## Task requirements
Transcribe all the entries word for word, omitting any pictures they contain.

## Recorded data

▼

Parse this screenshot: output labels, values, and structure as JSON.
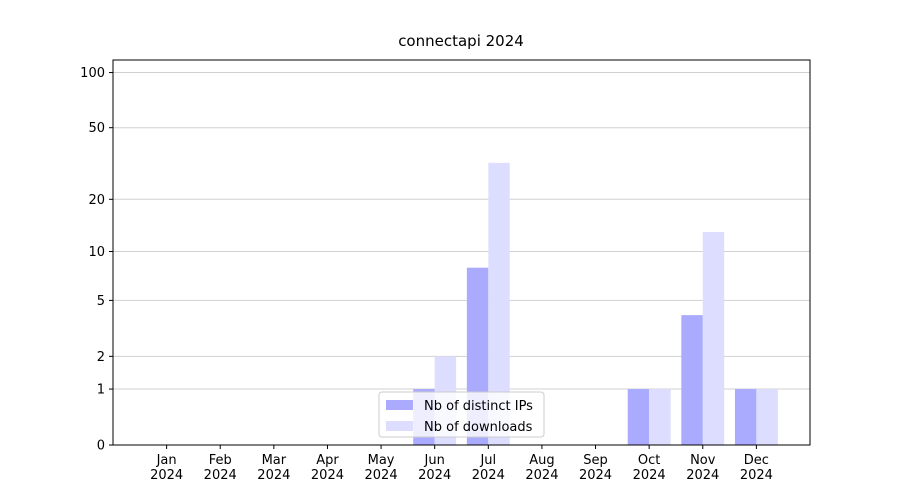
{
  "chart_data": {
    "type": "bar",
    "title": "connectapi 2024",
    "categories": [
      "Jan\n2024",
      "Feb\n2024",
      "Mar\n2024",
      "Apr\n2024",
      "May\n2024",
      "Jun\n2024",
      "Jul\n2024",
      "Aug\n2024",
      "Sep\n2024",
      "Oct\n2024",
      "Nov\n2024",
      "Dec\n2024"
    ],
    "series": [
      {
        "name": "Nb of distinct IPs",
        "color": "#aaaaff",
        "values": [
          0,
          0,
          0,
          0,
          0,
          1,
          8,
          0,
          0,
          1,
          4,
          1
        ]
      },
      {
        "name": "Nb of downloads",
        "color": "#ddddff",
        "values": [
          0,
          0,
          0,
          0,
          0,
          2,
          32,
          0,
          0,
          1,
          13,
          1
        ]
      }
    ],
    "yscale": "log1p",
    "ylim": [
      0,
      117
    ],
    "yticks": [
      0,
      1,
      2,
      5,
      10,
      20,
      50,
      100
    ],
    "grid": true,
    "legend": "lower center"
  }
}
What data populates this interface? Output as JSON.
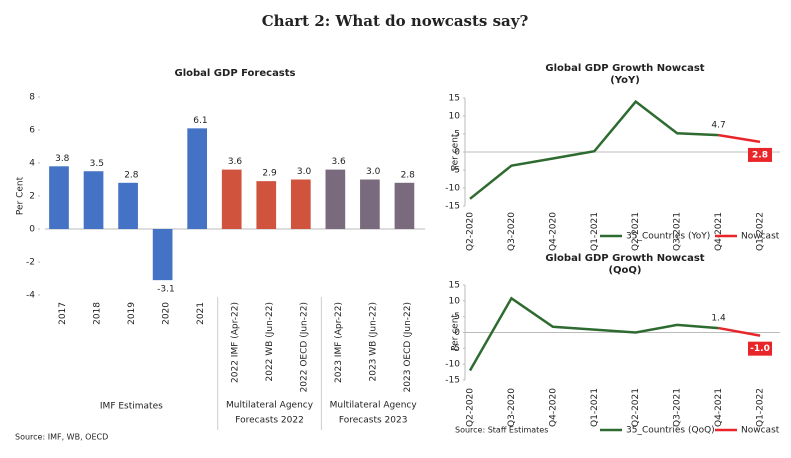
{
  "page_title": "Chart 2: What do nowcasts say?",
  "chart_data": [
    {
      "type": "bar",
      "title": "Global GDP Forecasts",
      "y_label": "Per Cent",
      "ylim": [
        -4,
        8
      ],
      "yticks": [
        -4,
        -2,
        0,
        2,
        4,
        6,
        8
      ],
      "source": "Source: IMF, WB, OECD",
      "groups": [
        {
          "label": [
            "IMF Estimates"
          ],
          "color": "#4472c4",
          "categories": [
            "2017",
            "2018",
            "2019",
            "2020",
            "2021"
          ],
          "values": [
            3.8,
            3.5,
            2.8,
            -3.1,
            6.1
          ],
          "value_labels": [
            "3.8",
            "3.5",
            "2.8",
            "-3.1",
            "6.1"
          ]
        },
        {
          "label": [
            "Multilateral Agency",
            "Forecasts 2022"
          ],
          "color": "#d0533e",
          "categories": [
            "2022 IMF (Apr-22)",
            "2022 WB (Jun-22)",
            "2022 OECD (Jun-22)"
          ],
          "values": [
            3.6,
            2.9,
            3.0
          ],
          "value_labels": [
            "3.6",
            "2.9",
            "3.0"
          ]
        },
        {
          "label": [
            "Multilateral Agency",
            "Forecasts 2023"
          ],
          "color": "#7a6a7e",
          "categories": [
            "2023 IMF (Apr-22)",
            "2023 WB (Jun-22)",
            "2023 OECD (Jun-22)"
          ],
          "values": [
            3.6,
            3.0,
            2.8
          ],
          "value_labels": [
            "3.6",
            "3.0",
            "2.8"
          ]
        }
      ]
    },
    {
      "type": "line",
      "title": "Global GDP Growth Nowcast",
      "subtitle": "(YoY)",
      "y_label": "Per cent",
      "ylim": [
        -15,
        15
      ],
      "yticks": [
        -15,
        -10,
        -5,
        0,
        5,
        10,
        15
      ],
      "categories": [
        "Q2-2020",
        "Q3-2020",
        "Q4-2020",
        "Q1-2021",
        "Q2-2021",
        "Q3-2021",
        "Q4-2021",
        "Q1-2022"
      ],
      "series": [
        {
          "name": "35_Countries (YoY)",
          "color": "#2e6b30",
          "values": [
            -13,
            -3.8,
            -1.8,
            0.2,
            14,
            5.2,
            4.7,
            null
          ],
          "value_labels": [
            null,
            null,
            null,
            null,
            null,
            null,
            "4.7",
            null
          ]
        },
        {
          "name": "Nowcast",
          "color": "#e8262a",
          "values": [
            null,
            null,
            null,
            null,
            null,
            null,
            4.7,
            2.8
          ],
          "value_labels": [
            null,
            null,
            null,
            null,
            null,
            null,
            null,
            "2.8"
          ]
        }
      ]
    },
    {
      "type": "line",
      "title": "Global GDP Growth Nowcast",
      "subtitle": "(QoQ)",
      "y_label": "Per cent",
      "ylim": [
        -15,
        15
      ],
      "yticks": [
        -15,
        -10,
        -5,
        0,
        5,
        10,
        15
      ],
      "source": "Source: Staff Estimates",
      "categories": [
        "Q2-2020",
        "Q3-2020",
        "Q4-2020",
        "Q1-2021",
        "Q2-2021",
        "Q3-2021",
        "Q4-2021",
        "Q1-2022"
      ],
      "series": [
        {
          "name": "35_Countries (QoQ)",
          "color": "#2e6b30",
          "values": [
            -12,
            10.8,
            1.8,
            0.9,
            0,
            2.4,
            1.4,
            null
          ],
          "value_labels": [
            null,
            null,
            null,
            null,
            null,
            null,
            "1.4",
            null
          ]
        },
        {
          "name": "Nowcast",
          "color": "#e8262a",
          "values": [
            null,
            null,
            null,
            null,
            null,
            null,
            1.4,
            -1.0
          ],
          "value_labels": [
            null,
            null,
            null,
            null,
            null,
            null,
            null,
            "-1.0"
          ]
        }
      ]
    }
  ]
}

▲

## Solution to this exercise
Parse this screenshot: output labels, values, and structure as JSON.
{
  "chart_data": {
    "type": "bar",
    "title": "connectapi 2024",
    "categories": [
      "Jan\n2024",
      "Feb\n2024",
      "Mar\n2024",
      "Apr\n2024",
      "May\n2024",
      "Jun\n2024",
      "Jul\n2024",
      "Aug\n2024",
      "Sep\n2024",
      "Oct\n2024",
      "Nov\n2024",
      "Dec\n2024"
    ],
    "series": [
      {
        "name": "Nb of distinct IPs",
        "color": "#aaaaff",
        "values": [
          0,
          0,
          0,
          0,
          0,
          1,
          8,
          0,
          0,
          1,
          4,
          1
        ]
      },
      {
        "name": "Nb of downloads",
        "color": "#ddddff",
        "values": [
          0,
          0,
          0,
          0,
          0,
          2,
          32,
          0,
          0,
          1,
          13,
          1
        ]
      }
    ],
    "yscale": "log1p",
    "ylim": [
      0,
      117
    ],
    "yticks": [
      0,
      1,
      2,
      5,
      10,
      20,
      50,
      100
    ],
    "grid": true,
    "legend": "lower center"
  }
}
What data populates this interface? Output as JSON.
{
  "page_title": "Chart 2: What do nowcasts say?",
  "chart_data": [
    {
      "type": "bar",
      "title": "Global GDP Forecasts",
      "y_label": "Per Cent",
      "ylim": [
        -4,
        8
      ],
      "yticks": [
        -4,
        -2,
        0,
        2,
        4,
        6,
        8
      ],
      "source": "Source: IMF, WB, OECD",
      "groups": [
        {
          "label": [
            "IMF Estimates"
          ],
          "color": "#4472c4",
          "categories": [
            "2017",
            "2018",
            "2019",
            "2020",
            "2021"
          ],
          "values": [
            3.8,
            3.5,
            2.8,
            -3.1,
            6.1
          ],
          "value_labels": [
            "3.8",
            "3.5",
            "2.8",
            "-3.1",
            "6.1"
          ]
        },
        {
          "label": [
            "Multilateral Agency",
            "Forecasts 2022"
          ],
          "color": "#d0533e",
          "categories": [
            "2022 IMF (Apr-22)",
            "2022 WB (Jun-22)",
            "2022 OECD (Jun-22)"
          ],
          "values": [
            3.6,
            2.9,
            3.0
          ],
          "value_labels": [
            "3.6",
            "2.9",
            "3.0"
          ]
        },
        {
          "label": [
            "Multilateral Agency",
            "Forecasts 2023"
          ],
          "color": "#7a6a7e",
          "categories": [
            "2023 IMF (Apr-22)",
            "2023 WB (Jun-22)",
            "2023 OECD (Jun-22)"
          ],
          "values": [
            3.6,
            3.0,
            2.8
          ],
          "value_labels": [
            "3.6",
            "3.0",
            "2.8"
          ]
        }
      ]
    },
    {
      "type": "line",
      "title": "Global GDP Growth Nowcast",
      "subtitle": "(YoY)",
      "y_label": "Per cent",
      "ylim": [
        -15,
        15
      ],
      "yticks": [
        -15,
        -10,
        -5,
        0,
        5,
        10,
        15
      ],
      "categories": [
        "Q2-2020",
        "Q3-2020",
        "Q4-2020",
        "Q1-2021",
        "Q2-2021",
        "Q3-2021",
        "Q4-2021",
        "Q1-2022"
      ],
      "series": [
        {
          "name": "35_Countries (YoY)",
          "color": "#2e6b30",
          "values": [
            -13,
            -3.8,
            -1.8,
            0.2,
            14,
            5.2,
            4.7,
            null
          ],
          "value_labels": [
            null,
            null,
            null,
            null,
            null,
            null,
            "4.7",
            null
          ]
        },
        {
          "name": "Nowcast",
          "color": "#e8262a",
          "values": [
            null,
            null,
            null,
            null,
            null,
            null,
            4.7,
            2.8
          ],
          "value_labels": [
            null,
            null,
            null,
            null,
            null,
            null,
            null,
            "2.8"
          ]
        }
      ]
    },
    {
      "type": "line",
      "title": "Global GDP Growth Nowcast",
      "subtitle": "(QoQ)",
      "y_label": "Per cent",
      "ylim": [
        -15,
        15
      ],
      "yticks": [
        -15,
        -10,
        -5,
        0,
        5,
        10,
        15
      ],
      "source": "Source: Staff Estimates",
      "categories": [
        "Q2-2020",
        "Q3-2020",
        "Q4-2020",
        "Q1-2021",
        "Q2-2021",
        "Q3-2021",
        "Q4-2021",
        "Q1-2022"
      ],
      "series": [
        {
          "name": "35_Countries (QoQ)",
          "color": "#2e6b30",
          "values": [
            -12,
            10.8,
            1.8,
            0.9,
            0,
            2.4,
            1.4,
            null
          ],
          "value_labels": [
            null,
            null,
            null,
            null,
            null,
            null,
            "1.4",
            null
          ]
        },
        {
          "name": "Nowcast",
          "color": "#e8262a",
          "values": [
            null,
            null,
            null,
            null,
            null,
            null,
            1.4,
            -1.0
          ],
          "value_labels": [
            null,
            null,
            null,
            null,
            null,
            null,
            null,
            "-1.0"
          ]
        }
      ]
    }
  ]
}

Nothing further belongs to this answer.